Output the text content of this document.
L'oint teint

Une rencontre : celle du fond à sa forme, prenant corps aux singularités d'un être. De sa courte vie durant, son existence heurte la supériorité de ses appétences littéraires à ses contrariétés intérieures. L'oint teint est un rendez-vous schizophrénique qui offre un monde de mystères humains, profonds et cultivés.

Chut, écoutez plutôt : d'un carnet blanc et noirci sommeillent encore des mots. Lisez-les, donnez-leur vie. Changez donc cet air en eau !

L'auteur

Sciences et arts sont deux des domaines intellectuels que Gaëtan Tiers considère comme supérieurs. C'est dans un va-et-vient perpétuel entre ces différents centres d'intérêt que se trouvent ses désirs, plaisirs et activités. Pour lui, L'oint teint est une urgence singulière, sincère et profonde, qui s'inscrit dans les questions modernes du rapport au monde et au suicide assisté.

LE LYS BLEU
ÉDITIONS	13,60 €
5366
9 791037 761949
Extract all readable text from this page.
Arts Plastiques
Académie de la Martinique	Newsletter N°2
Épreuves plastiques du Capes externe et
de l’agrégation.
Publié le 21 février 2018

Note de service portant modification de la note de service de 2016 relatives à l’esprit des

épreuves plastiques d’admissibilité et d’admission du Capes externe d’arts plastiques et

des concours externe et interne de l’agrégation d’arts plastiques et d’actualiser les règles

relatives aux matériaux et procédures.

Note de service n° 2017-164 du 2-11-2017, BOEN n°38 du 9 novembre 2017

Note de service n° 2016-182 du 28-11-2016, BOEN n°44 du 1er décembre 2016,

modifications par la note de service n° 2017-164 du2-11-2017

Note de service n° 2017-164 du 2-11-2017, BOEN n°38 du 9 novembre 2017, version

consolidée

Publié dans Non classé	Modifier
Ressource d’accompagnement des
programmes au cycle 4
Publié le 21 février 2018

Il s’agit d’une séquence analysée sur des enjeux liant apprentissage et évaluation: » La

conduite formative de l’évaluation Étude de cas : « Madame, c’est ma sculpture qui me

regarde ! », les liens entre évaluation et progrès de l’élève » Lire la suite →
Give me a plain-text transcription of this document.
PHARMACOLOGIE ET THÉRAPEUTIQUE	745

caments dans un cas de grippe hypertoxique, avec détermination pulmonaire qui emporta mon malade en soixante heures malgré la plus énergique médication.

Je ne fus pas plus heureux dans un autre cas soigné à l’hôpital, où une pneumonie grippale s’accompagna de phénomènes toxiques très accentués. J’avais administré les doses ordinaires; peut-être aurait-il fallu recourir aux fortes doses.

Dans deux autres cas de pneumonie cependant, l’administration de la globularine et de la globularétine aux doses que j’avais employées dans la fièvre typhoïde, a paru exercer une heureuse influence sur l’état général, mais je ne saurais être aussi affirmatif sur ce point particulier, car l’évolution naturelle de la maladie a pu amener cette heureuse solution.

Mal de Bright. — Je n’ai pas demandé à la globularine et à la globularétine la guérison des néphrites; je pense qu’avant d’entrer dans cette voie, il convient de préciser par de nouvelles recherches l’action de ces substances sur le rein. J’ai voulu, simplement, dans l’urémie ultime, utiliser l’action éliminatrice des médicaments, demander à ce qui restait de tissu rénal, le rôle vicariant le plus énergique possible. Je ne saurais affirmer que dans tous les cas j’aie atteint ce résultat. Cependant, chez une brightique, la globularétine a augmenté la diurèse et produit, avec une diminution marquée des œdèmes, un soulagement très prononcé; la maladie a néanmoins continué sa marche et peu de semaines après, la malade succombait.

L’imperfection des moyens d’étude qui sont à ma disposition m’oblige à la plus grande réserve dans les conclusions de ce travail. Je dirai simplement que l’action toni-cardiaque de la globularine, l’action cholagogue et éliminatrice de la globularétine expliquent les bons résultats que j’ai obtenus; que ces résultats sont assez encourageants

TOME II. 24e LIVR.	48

* * *

*Required work*: Copy all lines from the material that hold "BOEN".

*Reply*:
Note de service n° 2017-164 du 2-11-2017, BOEN n°38 du 9 novembre 2017
Note de service n° 2016-182 du 28-11-2016, BOEN n°44 du 1er décembre 2016,
Note de service n° 2017-164 du 2-11-2017, BOEN n°38 du 9 novembre 2017, version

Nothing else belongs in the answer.